Instructions to follow. Decide whether each statement agrees with the status update post below, answering yes or no and quoting the exact words of the post that settle it: (a) The writer has an agreement to move into the Randolph apartment on August first. (b) The writer will continue the drop-in time funded by RTCC. (c) Ola's youngest son is getting married at the start of July.
## begin Selected extract
But a terrible weekend in Vermont is better than a good weekend in Los Angeles and I’m happy to be back. The next few weeks are seeing me on a vacation to Portland Oregon, a quick trip to DC on important goverment business (sort of joking) and moving my scant possessions up the street. It will probably be the first time I’ve moved completely out of anyplace in many years — I have that hippie-ish problem of leaving boxes in basements all over the country, like Mark Twain and his bank accounts — and the first time I’ve lived in an apartment on my own. Exciting.

three point status update

There is a website I sometimes visit that is for chatting and nonsense and every so often there is a status update thread where people tell you about what or how they are doing in bulleted list format. If you know anything at all about me, you’ll know that I love the lists. I also find that somewhat arbitrary constraints are sometimes good to get you motivated when you’re staring at a blank piece of paper [or text entry box]. And, as always, by “you” I mean “me” You can tell more about people by what they choose to include or not include usually than by whatever the actual facts are on their list. That said, here is mine because it’s about time and because I have news.

  1. Ola is coming back in the first week of July. Like for real. Her youngest son is getting married in the end of July and there will be a lot of people tromping in and out of here during that month, I suspect. I am looking forward to seeing her, it’s been a while. I mentioned to her that I had only killed a few of her houseplants, so I am optimistic about the whole transition.
  2. That said, I’m in love with living alone so I’m moving to Randolph (one town over) where I’ve found this great mother-in-law apartment. I have a handshake agreement to move in August first. More details on that as they emerge. I can always use help moving, but truth be told, I don’t have much stuff. What I could use is someone to help me build a platform bed of some sort.
  3. I’d like to say that I’ll be closer to work but the big news is that RTCC decided to stop funding the drop-in time [and library outreach] that I was doing so I’m not working in Randolph anymore except for the occasional lifeguarding and library fill-in stuff. More details on that over at librarian.net. I feel pretty bad about it. Not personally because I’ll be fine and I have enough work and I was feeling a little underappreciated and underpaid there. No, I feel bad about it because I felt like I was doing great things and making a difference and I’m annoyed that for whatever reason — and I know, money issues are real, especially in this neck of the woods — the program wasn’t sutainable. Drat. I have more than enough work and other activities to keep me interested and involved, but I’ll be looking for more things to plug me in to the community. Chances are high I’ll pick up more regular librarian work but nothing is certain yet.
## end Selected extract
## begin Material
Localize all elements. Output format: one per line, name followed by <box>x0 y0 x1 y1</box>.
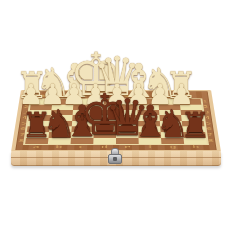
## end Material
Reply to the exercise.
(a) Yes: "I have a handshake agreement to move in August first."
(b) No: "RTCC decided to stop funding the drop-in time [and library outreach] that I was doing"
(c) No: "Her youngest son is getting married in the end of July"